--- begin WORKING DATA ---
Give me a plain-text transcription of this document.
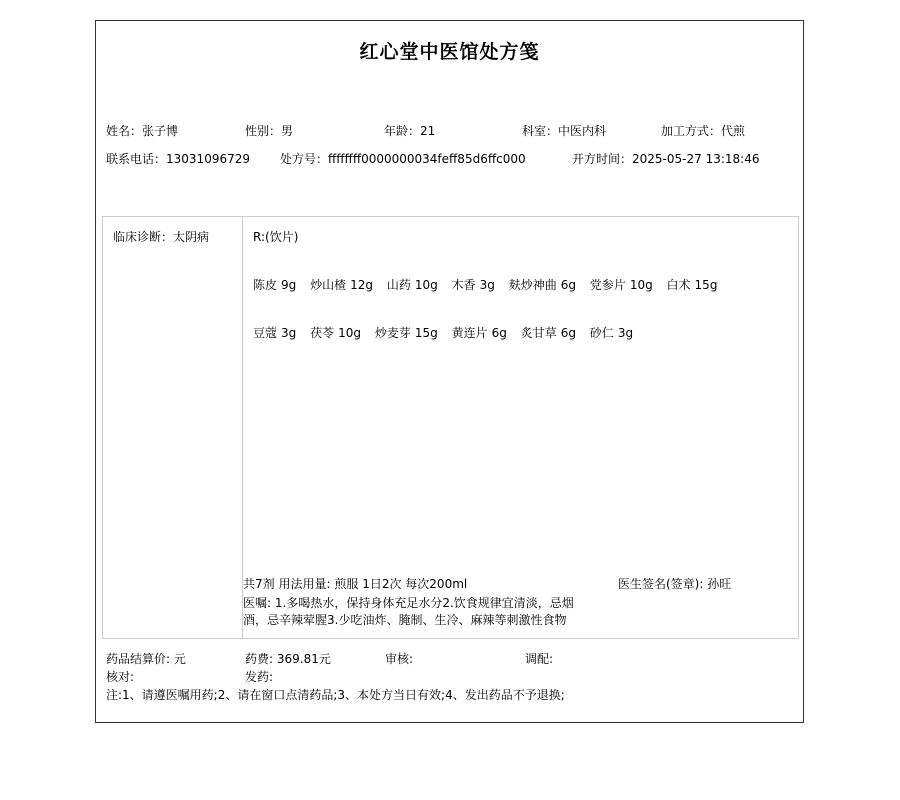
红心堂中医馆处方笺
姓名：张子博	性别：男	年龄：21	科室：中医内科	加工方式：代煎
联系电话：13031096729	处方号：ffffffff0000000034feff85d6ffc000	开方时间：2025-05-27 13:18:46
临床诊断：太阴病	R:(饮片)
陈皮 9g 炒山楂 12g 山药 10g 木香 3g 麸炒神曲 6g 党参片 10g 白术 15g
豆蔻 3g 茯苓 10g 炒麦芽 15g 黄连片 6g 炙甘草 6g 砂仁 3g
共7剂 用法用量: 煎服 1日2次 每次200ml	医生签名(签章): 孙旺
医嘱: 1.多喝热水，保持身体充足水分2.饮食规律宜清淡，忌烟酒，忌辛辣荤腥3.少吃油炸、腌制、生冷、麻辣等刺激性食物
药品结算价: 元	药费: 369.81元	审核:	调配:
核对:	发药:
注:1、请遵医嘱用药;2、请在窗口点清药品;3、本处方当日有效;4、发出药品不予退换;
--- end WORKING DATA ---
TASK DETAILS - Retype the whole listing, keeping every line identical and omitting all pictures.

TASK SOLUTION -
Give me a plain-text transcription of this document.
红心堂中医馆处方笺
姓名：张子博	性别：男	年龄：21	科室：中医内科	加工方式：代煎
联系电话：13031096729	处方号：ffffffff0000000034feff85d6ffc000	开方时间：2025-05-27 13:18:46
临床诊断：太阴病	R:(饮片)
陈皮 9g 炒山楂 12g 山药 10g 木香 3g 麸炒神曲 6g 党参片 10g 白术 15g
豆蔻 3g 茯苓 10g 炒麦芽 15g 黄连片 6g 炙甘草 6g 砂仁 3g
共7剂 用法用量: 煎服 1日2次 每次200ml	医生签名(签章): 孙旺
医嘱: 1.多喝热水，保持身体充足水分2.饮食规律宜清淡，忌烟酒，忌辛辣荤腥3.少吃油炸、腌制、生冷、麻辣等刺激性食物
药品结算价: 元	药费: 369.81元	审核:	调配:
核对:	发药:
注:1、请遵医嘱用药;2、请在窗口点清药品;3、本处方当日有效;4、发出药品不予退换;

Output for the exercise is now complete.